─── Extrait fourni ───

Toutes les écoles du monde de l’IB sont tenues de disposer d’une bibliothèque. La présence de bibliothécaires chevronnés rehausse considérablement leur apparence et leur fonctionnement. Les bibliothèques doivent refléter ce qu’un carrefour d’information dynamique du XXIe siècle peut et doit être et, dans le cas des écoles du monde de l’IB, elles doivent également dynamiser et soutenir pleinement le système éducatif de l’IB.
Réalités des bibliothécaires dans les écoles du monde de l’IB
L’incidence et l’influence des bibliothécaires chevronnés sur la culture scolaire sont immédiatement visibles dans les collections et les services qu’ils procurent. Les termes qu’utilise l’établissement pour décrire les littératies multiples, la recherche et le développement d’une langue seconde permettent souvent de déterminer si un bibliothécaire a fait partie intégrante de la vie et de la culture scolaires. Dans les programmes de l’IB de première qualité, les bibliothécaires sont des membres actifs des équipes de direction pédagogique des établissements ou des districts qu’ils ont pour mission de dynamiser et de soutenir.
Les circonstances externes comme les variations budgétaires, la construction de nouveaux établissements et l’introduction de nouvelles technologies ont une incidence sur ce qui est attendu des bibliothécaires. Beaucoup se retrouvent plongés dans l’incertitude quant à leur travail tandis que les établissements doivent composer avec des ressources limitées, une situation susceptible de compromettre l’apprentissage et l’enseignement. Il est possible d’atténuer de tels facteurs externes pour soutenir le travail du bibliothécaire. Ces facteurs ne devraient pas occulter ce que le bibliothécaire doit faire pour favoriser, enrichir et dynamiser l’apprentissage et l’enseignement dans les programmes de l’IB. Même avec des ressources limitées, en bénéficiant de la direction et du soutien appropriés de la part de leur établissement, les bibliothécaires peuvent mettre au point des approches exceptionnelles pour dynamiser les programmes de l’IB.

───

Objectif énoncé
Recopiez mot pour mot le passage de l'extrait fourni qui commence aux mots « Réalités des bibliothécaires » et s'arrête après « et de soutenir. ».

─── Données brutes ───

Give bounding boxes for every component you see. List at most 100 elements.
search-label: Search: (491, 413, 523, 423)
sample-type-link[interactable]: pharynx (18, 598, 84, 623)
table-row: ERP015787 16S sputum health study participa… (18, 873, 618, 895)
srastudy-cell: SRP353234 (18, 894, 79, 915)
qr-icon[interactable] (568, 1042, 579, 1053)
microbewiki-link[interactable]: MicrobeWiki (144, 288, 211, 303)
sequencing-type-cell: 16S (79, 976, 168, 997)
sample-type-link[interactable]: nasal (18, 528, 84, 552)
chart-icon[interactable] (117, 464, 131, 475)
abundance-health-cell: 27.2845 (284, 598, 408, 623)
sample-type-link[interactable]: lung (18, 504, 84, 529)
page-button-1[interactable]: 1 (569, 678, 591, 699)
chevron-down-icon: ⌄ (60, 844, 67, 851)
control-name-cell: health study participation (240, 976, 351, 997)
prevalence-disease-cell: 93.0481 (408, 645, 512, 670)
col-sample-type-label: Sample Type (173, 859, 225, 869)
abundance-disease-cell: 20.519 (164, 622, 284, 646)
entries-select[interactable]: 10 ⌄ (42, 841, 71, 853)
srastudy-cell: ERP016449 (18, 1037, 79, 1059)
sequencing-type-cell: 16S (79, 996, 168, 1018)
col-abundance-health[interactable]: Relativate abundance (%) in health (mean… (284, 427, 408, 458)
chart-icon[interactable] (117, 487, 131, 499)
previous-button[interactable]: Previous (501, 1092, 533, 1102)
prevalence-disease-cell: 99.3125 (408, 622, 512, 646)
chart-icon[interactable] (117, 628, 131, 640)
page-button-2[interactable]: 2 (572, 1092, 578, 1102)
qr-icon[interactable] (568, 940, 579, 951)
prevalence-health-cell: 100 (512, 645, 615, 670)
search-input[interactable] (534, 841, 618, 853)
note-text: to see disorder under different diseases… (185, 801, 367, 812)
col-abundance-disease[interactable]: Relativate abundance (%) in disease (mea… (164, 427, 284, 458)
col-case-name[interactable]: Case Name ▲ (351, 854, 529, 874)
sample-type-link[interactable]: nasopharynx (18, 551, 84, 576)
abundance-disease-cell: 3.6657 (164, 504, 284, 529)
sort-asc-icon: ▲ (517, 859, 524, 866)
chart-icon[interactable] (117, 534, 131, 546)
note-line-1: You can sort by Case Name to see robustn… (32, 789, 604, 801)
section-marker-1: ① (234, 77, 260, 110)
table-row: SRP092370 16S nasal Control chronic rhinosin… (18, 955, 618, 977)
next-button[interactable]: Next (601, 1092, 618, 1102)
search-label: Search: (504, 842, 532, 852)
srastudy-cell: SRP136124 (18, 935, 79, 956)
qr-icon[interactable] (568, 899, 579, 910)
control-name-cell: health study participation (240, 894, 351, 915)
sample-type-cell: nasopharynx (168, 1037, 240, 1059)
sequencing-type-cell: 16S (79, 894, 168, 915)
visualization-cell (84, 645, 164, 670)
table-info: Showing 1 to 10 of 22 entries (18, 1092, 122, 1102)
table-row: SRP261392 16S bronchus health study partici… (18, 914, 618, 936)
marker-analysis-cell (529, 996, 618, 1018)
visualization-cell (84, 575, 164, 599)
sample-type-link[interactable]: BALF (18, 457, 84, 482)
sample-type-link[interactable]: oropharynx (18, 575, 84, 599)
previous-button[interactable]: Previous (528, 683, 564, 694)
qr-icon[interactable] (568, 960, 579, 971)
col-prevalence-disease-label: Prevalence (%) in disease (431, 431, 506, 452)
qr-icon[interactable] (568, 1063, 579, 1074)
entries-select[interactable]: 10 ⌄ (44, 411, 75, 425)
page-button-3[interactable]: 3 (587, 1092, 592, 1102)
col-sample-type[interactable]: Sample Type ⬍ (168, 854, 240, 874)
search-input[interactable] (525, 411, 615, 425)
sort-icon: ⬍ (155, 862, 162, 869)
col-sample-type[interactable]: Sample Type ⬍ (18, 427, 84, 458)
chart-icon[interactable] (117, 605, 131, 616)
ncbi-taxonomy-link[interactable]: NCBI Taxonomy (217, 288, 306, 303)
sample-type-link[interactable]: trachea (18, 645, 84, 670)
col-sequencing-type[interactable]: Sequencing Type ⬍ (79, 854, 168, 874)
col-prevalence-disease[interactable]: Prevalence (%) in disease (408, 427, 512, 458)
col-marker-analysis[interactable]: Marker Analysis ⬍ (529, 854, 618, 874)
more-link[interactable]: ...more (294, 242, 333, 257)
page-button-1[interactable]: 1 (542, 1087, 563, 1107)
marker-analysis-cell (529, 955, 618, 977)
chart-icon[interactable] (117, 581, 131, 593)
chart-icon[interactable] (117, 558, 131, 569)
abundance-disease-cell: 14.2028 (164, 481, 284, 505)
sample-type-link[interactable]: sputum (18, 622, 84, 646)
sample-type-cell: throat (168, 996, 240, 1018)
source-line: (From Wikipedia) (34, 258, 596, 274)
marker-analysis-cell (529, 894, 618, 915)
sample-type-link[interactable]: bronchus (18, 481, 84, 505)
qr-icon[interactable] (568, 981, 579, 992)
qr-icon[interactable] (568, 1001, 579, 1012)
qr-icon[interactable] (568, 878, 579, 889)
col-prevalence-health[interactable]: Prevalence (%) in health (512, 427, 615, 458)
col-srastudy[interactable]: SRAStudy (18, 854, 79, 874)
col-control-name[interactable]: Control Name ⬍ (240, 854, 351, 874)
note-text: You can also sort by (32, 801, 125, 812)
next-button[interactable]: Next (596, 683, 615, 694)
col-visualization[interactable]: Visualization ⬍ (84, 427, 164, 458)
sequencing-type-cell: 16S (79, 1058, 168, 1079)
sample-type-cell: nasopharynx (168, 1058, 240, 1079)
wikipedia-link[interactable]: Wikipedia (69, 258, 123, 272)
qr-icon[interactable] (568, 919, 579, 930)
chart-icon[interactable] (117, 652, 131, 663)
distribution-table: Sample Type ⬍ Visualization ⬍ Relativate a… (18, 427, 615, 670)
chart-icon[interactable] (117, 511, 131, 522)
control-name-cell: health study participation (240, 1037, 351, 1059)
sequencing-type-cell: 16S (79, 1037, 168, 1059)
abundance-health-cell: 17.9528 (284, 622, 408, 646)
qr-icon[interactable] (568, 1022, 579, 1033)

───

Sortie attendue
Réalités des bibliothécaires dans les écoles du monde de l’IB
L’incidence et l’influence des bibliothécaires chevronnés sur la culture scolaire sont immédiatement visibles dans les collections et les services qu’ils procurent. Les termes qu’utilise l’établissement pour décrire les littératies multiples, la recherche et le développement d’une langue seconde permettent souvent de déterminer si un bibliothécaire a fait partie intégrante de la vie et de la culture scolaires. Dans les programmes de l’IB de première qualité, les bibliothécaires sont des membres actifs des équipes de direction pédagogique des établissements ou des districts qu’ils ont pour mission de dynamiser et de soutenir.